▶ REQUIREMENT
Look through the lines below; wherever the word "imágenes" appears, copy that line.

═════ DATA IN THIS EXERCISE

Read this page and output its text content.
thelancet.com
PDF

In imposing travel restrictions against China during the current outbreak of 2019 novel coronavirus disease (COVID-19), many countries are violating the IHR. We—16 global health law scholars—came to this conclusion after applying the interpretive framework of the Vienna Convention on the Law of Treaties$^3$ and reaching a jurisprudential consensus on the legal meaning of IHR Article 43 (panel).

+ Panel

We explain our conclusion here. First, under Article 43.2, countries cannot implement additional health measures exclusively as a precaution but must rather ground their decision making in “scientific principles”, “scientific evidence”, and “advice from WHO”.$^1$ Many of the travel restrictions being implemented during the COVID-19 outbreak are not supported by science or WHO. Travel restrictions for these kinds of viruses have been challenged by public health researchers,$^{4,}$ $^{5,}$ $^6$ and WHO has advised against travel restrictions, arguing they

══════════
═════ DATA IN THIS EXERCISE

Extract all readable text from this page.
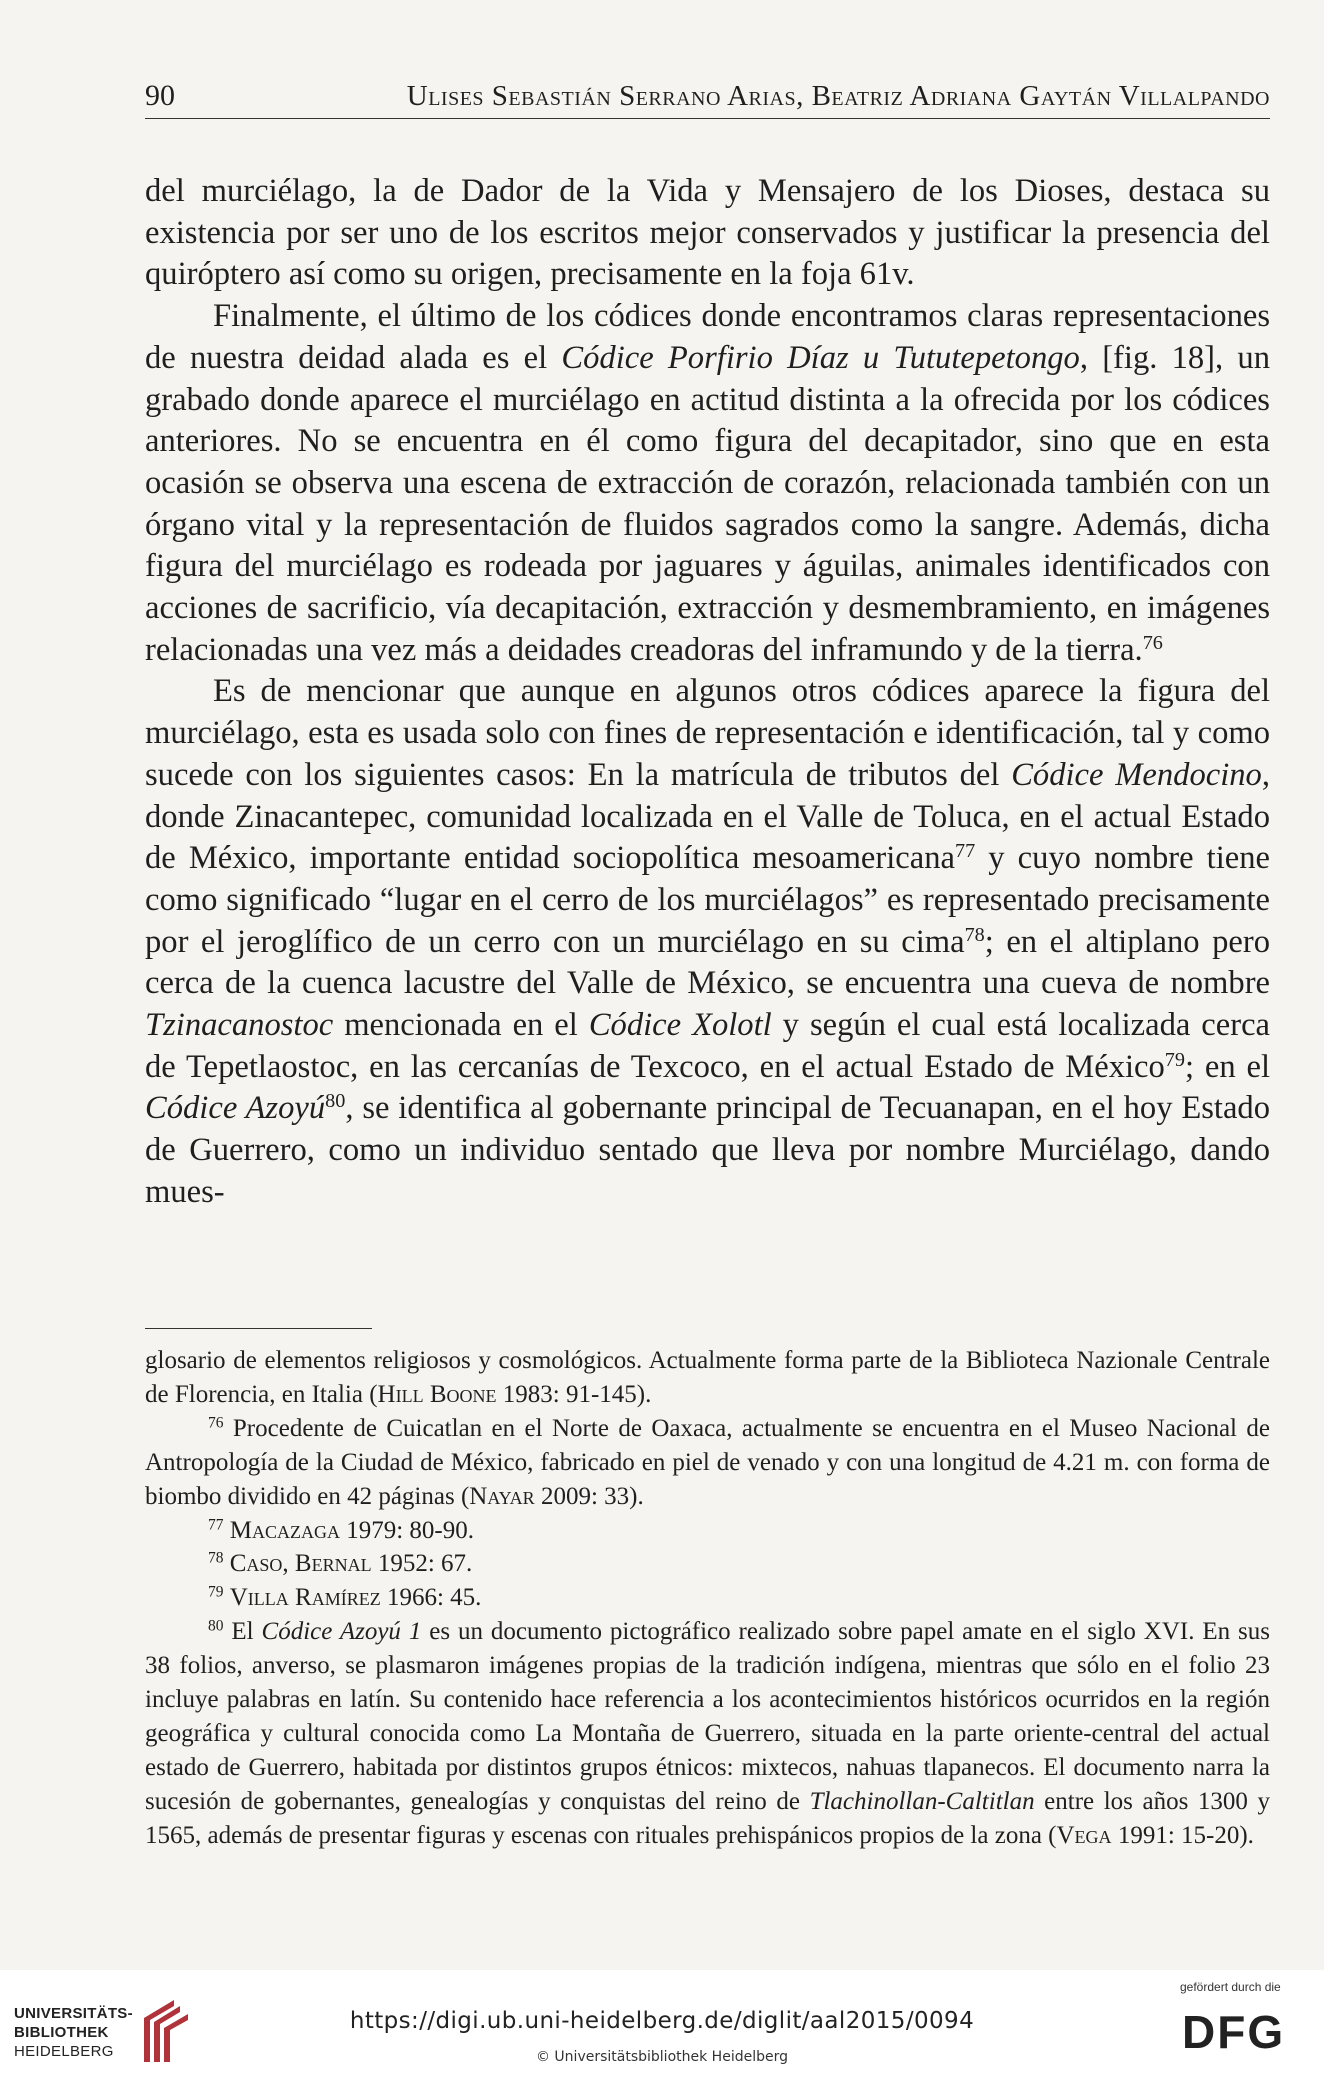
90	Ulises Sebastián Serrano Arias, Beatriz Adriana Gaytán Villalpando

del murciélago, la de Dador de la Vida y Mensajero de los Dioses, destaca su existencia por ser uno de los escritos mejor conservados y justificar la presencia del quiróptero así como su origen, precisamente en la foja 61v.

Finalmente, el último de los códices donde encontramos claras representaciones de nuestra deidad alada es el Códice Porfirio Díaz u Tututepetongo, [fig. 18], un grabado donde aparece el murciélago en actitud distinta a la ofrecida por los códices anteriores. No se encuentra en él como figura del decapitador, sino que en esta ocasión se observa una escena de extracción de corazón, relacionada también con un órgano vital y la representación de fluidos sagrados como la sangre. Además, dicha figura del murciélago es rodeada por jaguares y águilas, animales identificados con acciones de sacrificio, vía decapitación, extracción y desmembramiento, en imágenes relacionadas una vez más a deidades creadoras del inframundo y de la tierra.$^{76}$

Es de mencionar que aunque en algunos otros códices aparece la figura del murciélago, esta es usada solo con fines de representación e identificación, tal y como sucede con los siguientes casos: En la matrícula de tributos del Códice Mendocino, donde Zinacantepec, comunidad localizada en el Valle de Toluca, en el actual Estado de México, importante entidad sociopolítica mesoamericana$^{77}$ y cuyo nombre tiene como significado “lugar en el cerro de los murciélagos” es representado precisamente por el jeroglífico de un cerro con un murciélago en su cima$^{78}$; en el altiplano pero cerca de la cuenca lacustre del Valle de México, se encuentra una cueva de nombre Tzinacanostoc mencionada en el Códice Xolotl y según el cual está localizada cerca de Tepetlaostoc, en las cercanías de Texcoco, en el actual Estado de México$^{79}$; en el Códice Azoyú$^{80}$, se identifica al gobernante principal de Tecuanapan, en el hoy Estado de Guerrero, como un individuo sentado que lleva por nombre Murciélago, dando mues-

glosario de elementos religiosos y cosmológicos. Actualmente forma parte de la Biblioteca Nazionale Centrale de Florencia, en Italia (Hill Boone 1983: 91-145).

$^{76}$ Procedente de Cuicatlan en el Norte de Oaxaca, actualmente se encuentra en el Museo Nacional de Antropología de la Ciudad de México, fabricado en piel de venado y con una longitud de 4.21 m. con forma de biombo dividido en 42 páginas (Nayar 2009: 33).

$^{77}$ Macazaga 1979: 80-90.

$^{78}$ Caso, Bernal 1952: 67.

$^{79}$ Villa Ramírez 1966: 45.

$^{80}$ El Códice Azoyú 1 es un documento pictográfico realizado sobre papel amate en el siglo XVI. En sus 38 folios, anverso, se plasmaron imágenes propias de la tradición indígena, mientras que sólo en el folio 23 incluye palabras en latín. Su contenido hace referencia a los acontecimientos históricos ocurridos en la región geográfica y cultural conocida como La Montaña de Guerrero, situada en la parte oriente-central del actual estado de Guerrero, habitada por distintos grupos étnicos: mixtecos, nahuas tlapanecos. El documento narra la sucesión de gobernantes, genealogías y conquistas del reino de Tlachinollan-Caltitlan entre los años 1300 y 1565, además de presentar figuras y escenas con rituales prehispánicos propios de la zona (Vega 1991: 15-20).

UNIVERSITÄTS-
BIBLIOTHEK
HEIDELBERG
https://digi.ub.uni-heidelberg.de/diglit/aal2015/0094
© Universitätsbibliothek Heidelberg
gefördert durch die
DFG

══════════

▶ RESPONSE BOX
Finalmente, el último de los códices donde encontramos claras representaciones de nuestra deidad alada es el Códice Porfirio Díaz u Tututepetongo, [fig. 18], un grabado donde aparece el murciélago en actitud distinta a la ofrecida por los códices anteriores. No se encuentra en él como figura del decapitador, sino que en esta ocasión se observa una escena de extracción de corazón, relacionada también con un órgano vital y la representación de fluidos sagrados como la sangre. Además, dicha figura del murciélago es rodeada por jaguares y águilas, animales identificados con acciones de sacrificio, vía decapitación, extracción y desmembramiento, en imágenes relacionadas una vez más a deidades creadoras del inframundo y de la tierra.$^{76}$
$^{80}$ El Códice Azoyú 1 es un documento pictográfico realizado sobre papel amate en el siglo XVI. En sus 38 folios, anverso, se plasmaron imágenes propias de la tradición indígena, mientras que sólo en el folio 23 incluye palabras en latín. Su contenido hace referencia a los acontecimientos históricos ocurridos en la región geográfica y cultural conocida como La Montaña de Guerrero, situada en la parte oriente-central del actual estado de Guerrero, habitada por distintos grupos étnicos: mixtecos, nahuas tlapanecos. El documento narra la sucesión de gobernantes, genealogías y conquistas del reino de Tlachinollan-Caltitlan entre los años 1300 y 1565, además de presentar figuras y escenas con rituales prehispánicos propios de la zona (Vega 1991: 15-20).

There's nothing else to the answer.